** Start of Dataset content **

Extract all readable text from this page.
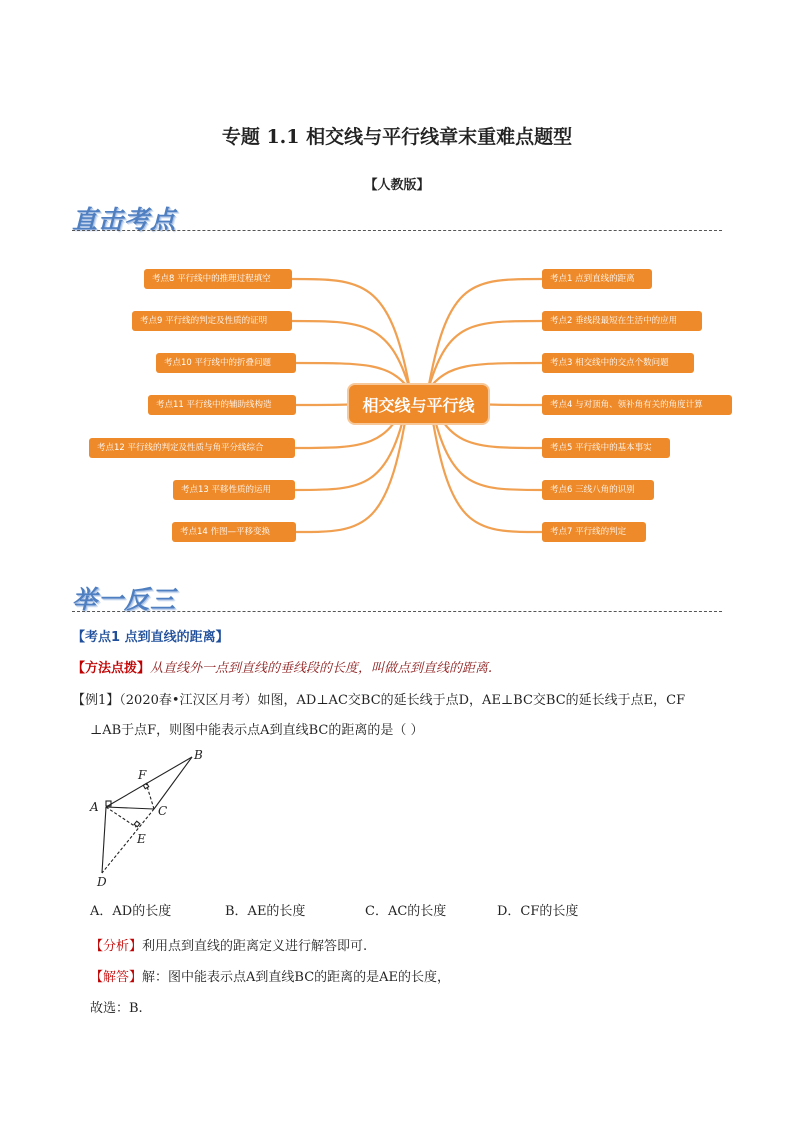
专题 1.1 相交线与平行线章末重难点题型
【人教版】
直击考点
考点8 平行线中的推理过程填空
考点9 平行线的判定及性质的证明
考点10 平行线中的折叠问题
考点11 平行线中的辅助线构造
考点12 平行线的判定及性质与角平分线综合
考点13 平移性质的运用
考点14 作图—平移变换
考点1 点到直线的距离
考点2 垂线段最短在生活中的应用
考点3 相交线中的交点个数问题
考点4 与对顶角、领补角有关的角度计算
考点5 平行线中的基本事实
考点6 三线八角的识别
考点7 平行线的判定
相交线与平行线
举一反三
【考点1 点到直线的距离】
【方法点拨】从直线外一点到直线的垂线段的长度，叫做点到直线的距离.
【例1】（2020春•江汉区月考）如图，AD⊥AC交BC的延长线于点D，AE⊥BC交BC的延长线于点E，CF
⊥AB于点F，则图中能表示点A到直线BC的距离的是（ ）
A
B
C
D
E
F
A．AD的长度	B．AE的长度	C．AC的长度	D．CF的长度
【分析】利用点到直线的距离定义进行解答即可.
【解答】解：图中能表示点A到直线BC的距离的是AE的长度，
故选：B.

** End of Dataset content **

What is needed is an exact reproduction of the data, pictures excluded.

■ Solution below ■
Extract all readable text from this page.
专题 1.1 相交线与平行线章末重难点题型
【人教版】
直击考点
考点8 平行线中的推理过程填空
考点9 平行线的判定及性质的证明
考点10 平行线中的折叠问题
考点11 平行线中的辅助线构造
考点12 平行线的判定及性质与角平分线综合
考点13 平移性质的运用
考点14 作图—平移变换
考点1 点到直线的距离
考点2 垂线段最短在生活中的应用
考点3 相交线中的交点个数问题
考点4 与对顶角、领补角有关的角度计算
考点5 平行线中的基本事实
考点6 三线八角的识别
考点7 平行线的判定
相交线与平行线
举一反三
【考点1 点到直线的距离】
【方法点拨】从直线外一点到直线的垂线段的长度，叫做点到直线的距离.
【例1】（2020春•江汉区月考）如图，AD⊥AC交BC的延长线于点D，AE⊥BC交BC的延长线于点E，CF
⊥AB于点F，则图中能表示点A到直线BC的距离的是（ ）
A
B
C
D
E
F
A．AD的长度	B．AE的长度	C．AC的长度	D．CF的长度
【分析】利用点到直线的距离定义进行解答即可.
【解答】解：图中能表示点A到直线BC的距离的是AE的长度，
故选：B.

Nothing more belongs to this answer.